• _Objective_
Beneath this sentence is a set of records; write each of them out exactly.

#### Recorded data

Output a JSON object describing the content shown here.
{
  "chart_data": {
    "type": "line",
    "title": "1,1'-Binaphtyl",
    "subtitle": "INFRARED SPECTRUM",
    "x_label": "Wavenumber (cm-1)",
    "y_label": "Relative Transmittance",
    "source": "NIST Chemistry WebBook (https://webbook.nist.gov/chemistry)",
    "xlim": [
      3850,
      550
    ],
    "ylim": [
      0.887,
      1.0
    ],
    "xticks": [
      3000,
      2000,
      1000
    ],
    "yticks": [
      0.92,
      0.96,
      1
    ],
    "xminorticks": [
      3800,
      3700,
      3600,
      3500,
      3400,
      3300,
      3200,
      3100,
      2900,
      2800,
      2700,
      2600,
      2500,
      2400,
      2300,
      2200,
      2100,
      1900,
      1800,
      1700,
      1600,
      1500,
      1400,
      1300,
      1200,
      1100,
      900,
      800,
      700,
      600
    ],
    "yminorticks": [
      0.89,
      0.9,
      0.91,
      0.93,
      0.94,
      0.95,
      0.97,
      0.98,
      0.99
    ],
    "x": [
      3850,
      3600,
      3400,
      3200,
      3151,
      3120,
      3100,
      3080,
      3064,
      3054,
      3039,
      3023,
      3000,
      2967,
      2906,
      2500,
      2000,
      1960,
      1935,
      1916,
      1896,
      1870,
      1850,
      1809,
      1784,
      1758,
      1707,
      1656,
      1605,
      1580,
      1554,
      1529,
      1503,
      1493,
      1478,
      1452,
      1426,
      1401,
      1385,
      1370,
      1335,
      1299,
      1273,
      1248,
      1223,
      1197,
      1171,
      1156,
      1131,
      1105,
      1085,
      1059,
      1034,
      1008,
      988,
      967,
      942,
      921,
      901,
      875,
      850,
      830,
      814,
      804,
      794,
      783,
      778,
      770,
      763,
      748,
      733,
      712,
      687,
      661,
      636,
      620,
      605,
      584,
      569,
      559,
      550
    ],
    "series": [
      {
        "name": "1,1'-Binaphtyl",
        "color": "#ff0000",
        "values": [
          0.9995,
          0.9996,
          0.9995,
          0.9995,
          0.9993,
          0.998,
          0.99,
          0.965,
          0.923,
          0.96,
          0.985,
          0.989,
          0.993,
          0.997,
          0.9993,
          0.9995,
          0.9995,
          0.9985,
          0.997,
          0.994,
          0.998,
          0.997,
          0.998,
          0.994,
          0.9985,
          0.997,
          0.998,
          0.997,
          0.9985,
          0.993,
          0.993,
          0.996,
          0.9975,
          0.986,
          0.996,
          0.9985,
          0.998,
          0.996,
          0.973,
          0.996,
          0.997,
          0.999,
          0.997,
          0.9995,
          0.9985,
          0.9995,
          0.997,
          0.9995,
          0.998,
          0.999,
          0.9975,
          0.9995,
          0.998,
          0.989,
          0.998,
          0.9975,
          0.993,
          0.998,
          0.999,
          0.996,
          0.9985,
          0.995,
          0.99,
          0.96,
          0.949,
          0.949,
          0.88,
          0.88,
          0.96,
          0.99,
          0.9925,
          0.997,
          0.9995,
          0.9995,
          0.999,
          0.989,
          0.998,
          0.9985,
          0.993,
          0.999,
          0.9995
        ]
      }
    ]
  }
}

########

• _Exercise solution_
Output a JSON object describing the content shown here.
{
  "chart_data": {
    "type": "line",
    "title": "1,1'-Binaphtyl",
    "subtitle": "INFRARED SPECTRUM",
    "x_label": "Wavenumber (cm-1)",
    "y_label": "Relative Transmittance",
    "source": "NIST Chemistry WebBook (https://webbook.nist.gov/chemistry)",
    "xlim": [
      3850,
      550
    ],
    "ylim": [
      0.887,
      1.0
    ],
    "xticks": [
      3000,
      2000,
      1000
    ],
    "yticks": [
      0.92,
      0.96,
      1
    ],
    "xminorticks": [
      3800,
      3700,
      3600,
      3500,
      3400,
      3300,
      3200,
      3100,
      2900,
      2800,
      2700,
      2600,
      2500,
      2400,
      2300,
      2200,
      2100,
      1900,
      1800,
      1700,
      1600,
      1500,
      1400,
      1300,
      1200,
      1100,
      900,
      800,
      700,
      600
    ],
    "yminorticks": [
      0.89,
      0.9,
      0.91,
      0.93,
      0.94,
      0.95,
      0.97,
      0.98,
      0.99
    ],
    "x": [
      3850,
      3600,
      3400,
      3200,
      3151,
      3120,
      3100,
      3080,
      3064,
      3054,
      3039,
      3023,
      3000,
      2967,
      2906,
      2500,
      2000,
      1960,
      1935,
      1916,
      1896,
      1870,
      1850,
      1809,
      1784,
      1758,
      1707,
      1656,
      1605,
      1580,
      1554,
      1529,
      1503,
      1493,
      1478,
      1452,
      1426,
      1401,
      1385,
      1370,
      1335,
      1299,
      1273,
      1248,
      1223,
      1197,
      1171,
      1156,
      1131,
      1105,
      1085,
      1059,
      1034,
      1008,
      988,
      967,
      942,
      921,
      901,
      875,
      850,
      830,
      814,
      804,
      794,
      783,
      778,
      770,
      763,
      748,
      733,
      712,
      687,
      661,
      636,
      620,
      605,
      584,
      569,
      559,
      550
    ],
    "series": [
      {
        "name": "1,1'-Binaphtyl",
        "color": "#ff0000",
        "values": [
          0.9995,
          0.9996,
          0.9995,
          0.9995,
          0.9993,
          0.998,
          0.99,
          0.965,
          0.923,
          0.96,
          0.985,
          0.989,
          0.993,
          0.997,
          0.9993,
          0.9995,
          0.9995,
          0.9985,
          0.997,
          0.994,
          0.998,
          0.997,
          0.998,
          0.994,
          0.9985,
          0.997,
          0.998,
          0.997,
          0.9985,
          0.993,
          0.993,
          0.996,
          0.9975,
          0.986,
          0.996,
          0.9985,
          0.998,
          0.996,
          0.973,
          0.996,
          0.997,
          0.999,
          0.997,
          0.9995,
          0.9985,
          0.9995,
          0.997,
          0.9995,
          0.998,
          0.999,
          0.9975,
          0.9995,
          0.998,
          0.989,
          0.998,
          0.9975,
          0.993,
          0.998,
          0.999,
          0.996,
          0.9985,
          0.995,
          0.99,
          0.96,
          0.949,
          0.949,
          0.88,
          0.88,
          0.96,
          0.99,
          0.9925,
          0.997,
          0.9995,
          0.9995,
          0.999,
          0.989,
          0.998,
          0.9985,
          0.993,
          0.999,
          0.9995
        ]
      }
    ]
  }
}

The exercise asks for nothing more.